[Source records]

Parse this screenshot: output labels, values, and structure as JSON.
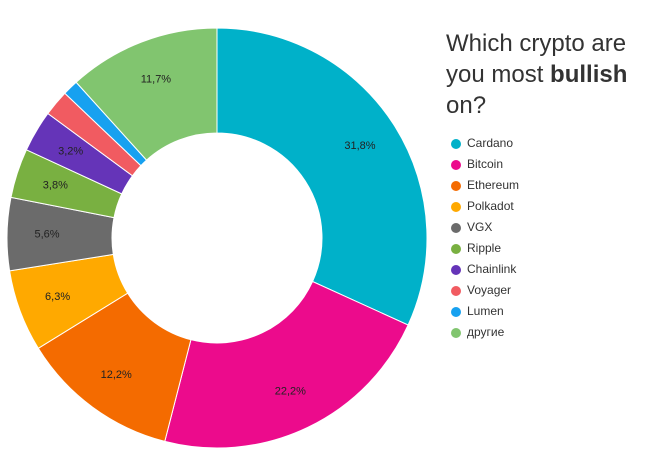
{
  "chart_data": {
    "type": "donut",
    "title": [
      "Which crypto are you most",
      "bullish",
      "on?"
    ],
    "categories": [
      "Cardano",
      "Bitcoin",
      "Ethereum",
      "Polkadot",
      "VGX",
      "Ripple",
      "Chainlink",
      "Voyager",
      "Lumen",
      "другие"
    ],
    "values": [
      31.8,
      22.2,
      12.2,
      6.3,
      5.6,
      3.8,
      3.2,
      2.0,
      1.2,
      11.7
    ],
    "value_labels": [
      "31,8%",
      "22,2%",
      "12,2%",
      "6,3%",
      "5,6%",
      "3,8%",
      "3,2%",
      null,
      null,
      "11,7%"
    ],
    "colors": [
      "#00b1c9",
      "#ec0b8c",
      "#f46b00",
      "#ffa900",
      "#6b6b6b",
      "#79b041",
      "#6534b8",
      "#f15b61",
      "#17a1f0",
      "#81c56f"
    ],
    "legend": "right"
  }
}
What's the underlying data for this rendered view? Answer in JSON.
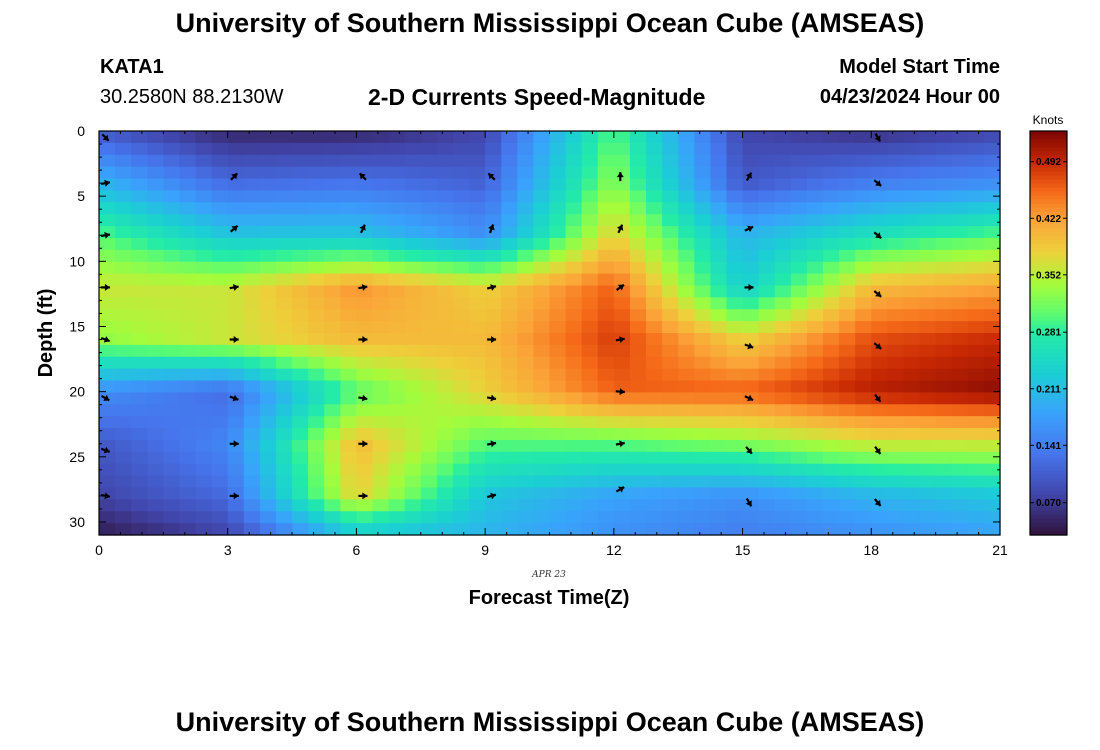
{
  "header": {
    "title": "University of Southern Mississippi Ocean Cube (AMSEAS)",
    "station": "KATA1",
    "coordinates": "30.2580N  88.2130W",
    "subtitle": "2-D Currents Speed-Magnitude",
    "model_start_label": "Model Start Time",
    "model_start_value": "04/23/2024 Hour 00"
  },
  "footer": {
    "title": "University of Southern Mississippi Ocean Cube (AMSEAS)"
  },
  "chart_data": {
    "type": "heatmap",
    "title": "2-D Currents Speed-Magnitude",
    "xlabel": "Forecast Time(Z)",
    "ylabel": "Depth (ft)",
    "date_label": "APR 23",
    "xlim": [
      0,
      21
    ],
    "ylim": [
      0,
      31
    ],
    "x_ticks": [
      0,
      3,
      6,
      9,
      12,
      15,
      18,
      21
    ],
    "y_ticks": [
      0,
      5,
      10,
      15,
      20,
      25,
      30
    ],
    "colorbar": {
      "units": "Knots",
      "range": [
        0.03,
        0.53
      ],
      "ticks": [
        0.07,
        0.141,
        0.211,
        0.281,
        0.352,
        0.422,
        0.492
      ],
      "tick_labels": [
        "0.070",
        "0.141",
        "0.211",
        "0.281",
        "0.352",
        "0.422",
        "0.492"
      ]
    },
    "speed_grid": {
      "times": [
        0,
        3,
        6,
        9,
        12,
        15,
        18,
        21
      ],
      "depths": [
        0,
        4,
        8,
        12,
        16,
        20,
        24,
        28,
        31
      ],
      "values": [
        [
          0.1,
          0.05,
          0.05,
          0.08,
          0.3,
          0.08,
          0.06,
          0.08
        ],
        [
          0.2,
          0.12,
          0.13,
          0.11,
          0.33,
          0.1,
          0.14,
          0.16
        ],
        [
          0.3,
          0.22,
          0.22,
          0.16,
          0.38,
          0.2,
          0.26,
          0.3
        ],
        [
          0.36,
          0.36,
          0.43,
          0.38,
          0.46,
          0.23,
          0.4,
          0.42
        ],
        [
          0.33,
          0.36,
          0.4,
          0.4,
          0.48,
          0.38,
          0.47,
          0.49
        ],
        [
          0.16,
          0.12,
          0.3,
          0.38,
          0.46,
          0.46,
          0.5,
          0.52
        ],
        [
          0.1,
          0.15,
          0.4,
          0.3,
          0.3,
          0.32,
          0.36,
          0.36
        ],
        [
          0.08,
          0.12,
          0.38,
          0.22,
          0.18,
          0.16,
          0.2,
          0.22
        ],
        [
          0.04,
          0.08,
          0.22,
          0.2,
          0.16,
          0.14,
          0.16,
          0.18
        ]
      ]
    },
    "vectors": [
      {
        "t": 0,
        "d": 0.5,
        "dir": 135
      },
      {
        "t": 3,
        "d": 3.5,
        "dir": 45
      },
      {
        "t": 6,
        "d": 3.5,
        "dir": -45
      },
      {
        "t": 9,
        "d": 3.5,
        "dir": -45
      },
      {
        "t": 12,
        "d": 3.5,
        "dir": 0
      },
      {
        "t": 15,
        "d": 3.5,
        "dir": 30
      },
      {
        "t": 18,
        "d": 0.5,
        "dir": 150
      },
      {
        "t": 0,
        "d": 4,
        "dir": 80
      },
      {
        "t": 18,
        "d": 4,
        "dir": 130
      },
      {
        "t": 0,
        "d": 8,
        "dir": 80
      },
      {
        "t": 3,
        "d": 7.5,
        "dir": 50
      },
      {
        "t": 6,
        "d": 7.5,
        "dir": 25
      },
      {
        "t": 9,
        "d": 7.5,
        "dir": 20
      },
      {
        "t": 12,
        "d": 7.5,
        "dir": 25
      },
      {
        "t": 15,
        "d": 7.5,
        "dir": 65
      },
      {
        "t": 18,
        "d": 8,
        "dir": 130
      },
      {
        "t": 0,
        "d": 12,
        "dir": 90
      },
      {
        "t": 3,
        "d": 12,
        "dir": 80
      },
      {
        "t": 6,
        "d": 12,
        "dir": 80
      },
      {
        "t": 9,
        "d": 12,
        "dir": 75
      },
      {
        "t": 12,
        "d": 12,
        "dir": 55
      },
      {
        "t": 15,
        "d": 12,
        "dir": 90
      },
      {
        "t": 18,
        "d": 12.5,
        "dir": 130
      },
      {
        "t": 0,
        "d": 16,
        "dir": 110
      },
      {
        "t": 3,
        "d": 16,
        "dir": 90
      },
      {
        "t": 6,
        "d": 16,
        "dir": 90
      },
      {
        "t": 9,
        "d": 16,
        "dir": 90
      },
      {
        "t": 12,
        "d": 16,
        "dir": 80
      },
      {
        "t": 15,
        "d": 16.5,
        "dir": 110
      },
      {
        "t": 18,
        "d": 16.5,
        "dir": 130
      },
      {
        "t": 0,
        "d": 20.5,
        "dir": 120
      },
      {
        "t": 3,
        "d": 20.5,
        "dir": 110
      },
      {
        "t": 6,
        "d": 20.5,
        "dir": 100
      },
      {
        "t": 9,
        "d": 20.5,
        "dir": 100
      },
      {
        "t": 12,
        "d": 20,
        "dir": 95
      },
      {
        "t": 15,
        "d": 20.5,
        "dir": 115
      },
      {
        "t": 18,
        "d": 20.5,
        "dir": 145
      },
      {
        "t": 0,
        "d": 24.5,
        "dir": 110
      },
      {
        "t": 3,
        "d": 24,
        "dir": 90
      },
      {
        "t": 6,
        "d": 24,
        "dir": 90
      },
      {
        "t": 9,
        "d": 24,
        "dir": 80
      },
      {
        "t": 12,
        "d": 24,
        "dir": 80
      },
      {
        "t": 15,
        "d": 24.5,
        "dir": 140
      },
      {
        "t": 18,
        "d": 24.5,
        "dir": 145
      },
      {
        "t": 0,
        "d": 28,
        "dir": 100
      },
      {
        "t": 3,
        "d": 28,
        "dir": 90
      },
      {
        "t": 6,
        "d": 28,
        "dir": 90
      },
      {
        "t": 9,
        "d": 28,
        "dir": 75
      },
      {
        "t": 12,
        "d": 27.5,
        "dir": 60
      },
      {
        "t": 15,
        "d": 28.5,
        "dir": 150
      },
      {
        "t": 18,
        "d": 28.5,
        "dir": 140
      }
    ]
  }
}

...

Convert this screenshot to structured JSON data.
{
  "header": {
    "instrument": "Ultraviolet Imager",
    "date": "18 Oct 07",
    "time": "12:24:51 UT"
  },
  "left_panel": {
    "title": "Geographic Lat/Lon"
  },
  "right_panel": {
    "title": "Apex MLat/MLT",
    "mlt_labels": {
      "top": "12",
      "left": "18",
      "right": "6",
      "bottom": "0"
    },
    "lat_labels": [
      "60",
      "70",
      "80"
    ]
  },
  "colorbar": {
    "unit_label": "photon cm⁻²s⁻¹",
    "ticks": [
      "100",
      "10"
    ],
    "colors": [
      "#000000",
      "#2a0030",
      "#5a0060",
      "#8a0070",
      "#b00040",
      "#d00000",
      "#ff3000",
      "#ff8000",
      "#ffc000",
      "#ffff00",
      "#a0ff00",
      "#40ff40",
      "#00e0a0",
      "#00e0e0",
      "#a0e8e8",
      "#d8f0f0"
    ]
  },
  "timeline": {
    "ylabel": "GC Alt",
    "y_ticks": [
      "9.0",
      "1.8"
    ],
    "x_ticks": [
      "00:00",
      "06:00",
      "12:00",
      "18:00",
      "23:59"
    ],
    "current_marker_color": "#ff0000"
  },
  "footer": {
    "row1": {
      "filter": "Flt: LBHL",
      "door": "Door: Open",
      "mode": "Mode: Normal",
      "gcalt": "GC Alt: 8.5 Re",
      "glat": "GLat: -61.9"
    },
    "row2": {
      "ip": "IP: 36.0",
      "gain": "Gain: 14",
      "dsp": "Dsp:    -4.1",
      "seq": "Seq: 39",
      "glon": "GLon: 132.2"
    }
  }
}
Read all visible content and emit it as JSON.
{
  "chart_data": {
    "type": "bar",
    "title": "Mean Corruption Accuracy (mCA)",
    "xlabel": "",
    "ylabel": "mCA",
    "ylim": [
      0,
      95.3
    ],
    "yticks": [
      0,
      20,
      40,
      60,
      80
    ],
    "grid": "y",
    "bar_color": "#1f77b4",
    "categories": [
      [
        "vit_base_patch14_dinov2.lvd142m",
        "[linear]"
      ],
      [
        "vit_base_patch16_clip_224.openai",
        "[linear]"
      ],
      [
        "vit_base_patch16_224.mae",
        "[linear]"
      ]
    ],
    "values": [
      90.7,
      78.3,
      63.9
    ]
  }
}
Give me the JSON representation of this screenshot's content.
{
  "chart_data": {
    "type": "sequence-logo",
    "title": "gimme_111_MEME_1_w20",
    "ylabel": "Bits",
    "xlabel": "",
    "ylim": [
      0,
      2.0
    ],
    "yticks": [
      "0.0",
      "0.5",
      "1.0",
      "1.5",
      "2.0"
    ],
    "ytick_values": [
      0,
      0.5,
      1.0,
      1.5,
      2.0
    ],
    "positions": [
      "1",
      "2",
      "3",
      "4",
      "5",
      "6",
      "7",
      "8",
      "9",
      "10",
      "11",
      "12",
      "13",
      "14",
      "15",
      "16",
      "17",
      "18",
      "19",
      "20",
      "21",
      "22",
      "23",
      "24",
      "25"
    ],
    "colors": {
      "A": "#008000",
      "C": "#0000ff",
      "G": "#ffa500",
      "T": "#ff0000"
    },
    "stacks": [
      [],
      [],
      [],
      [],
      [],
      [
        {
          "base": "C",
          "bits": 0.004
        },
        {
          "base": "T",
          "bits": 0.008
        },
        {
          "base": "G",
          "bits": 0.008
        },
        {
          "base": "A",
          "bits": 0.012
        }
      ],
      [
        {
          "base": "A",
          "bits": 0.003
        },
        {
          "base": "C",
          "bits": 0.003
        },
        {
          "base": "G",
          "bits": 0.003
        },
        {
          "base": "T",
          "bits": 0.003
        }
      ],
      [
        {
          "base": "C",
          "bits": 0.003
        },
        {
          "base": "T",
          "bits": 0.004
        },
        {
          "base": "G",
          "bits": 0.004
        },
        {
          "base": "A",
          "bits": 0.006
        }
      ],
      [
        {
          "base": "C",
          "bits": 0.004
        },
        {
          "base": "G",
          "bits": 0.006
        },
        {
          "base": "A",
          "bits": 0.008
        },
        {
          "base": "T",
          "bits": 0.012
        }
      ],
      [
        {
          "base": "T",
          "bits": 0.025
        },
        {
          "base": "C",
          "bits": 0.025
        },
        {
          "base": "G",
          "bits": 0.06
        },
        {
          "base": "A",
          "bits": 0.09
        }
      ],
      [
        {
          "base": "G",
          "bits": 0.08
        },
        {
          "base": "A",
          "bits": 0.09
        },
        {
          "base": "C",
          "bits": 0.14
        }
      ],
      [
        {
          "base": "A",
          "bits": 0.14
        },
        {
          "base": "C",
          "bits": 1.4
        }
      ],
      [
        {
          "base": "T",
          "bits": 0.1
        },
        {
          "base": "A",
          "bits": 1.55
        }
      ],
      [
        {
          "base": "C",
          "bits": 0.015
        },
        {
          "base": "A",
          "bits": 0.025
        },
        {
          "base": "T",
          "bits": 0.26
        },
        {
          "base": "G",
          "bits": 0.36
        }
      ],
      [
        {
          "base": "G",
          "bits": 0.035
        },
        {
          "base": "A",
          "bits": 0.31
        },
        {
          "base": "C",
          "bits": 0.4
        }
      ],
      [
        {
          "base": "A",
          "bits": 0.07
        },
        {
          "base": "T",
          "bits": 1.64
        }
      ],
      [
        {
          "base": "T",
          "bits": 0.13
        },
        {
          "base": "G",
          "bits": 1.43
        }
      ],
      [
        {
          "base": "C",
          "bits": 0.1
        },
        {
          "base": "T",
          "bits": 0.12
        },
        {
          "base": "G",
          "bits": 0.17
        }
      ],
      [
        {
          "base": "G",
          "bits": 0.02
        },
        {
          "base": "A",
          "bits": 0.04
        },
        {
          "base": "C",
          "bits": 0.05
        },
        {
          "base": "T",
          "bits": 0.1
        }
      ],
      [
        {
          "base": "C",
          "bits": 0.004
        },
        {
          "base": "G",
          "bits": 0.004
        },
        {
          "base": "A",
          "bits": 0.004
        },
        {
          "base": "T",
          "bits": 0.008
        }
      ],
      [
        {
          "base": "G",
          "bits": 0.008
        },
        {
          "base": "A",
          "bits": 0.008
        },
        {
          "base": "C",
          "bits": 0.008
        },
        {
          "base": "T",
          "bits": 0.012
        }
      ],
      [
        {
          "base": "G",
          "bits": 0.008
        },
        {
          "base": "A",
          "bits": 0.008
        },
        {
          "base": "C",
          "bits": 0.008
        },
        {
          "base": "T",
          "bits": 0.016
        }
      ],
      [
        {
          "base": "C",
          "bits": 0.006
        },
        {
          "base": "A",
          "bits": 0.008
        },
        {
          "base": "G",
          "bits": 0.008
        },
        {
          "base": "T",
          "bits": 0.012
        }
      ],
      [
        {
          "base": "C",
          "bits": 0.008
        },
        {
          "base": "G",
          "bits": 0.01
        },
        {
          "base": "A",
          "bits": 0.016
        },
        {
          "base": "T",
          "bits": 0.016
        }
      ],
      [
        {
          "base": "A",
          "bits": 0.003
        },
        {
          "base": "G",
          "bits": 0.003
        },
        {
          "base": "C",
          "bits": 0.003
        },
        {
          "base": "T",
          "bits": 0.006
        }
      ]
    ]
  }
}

◆ **Problem**
In the records above, find each line holding "Ocean" and copy it.

◆ **Task result**
    "title": "University of Southern Mississippi Ocean Cube (AMSEAS)",
    "title": "University of Southern Mississippi Ocean Cube (AMSEAS)"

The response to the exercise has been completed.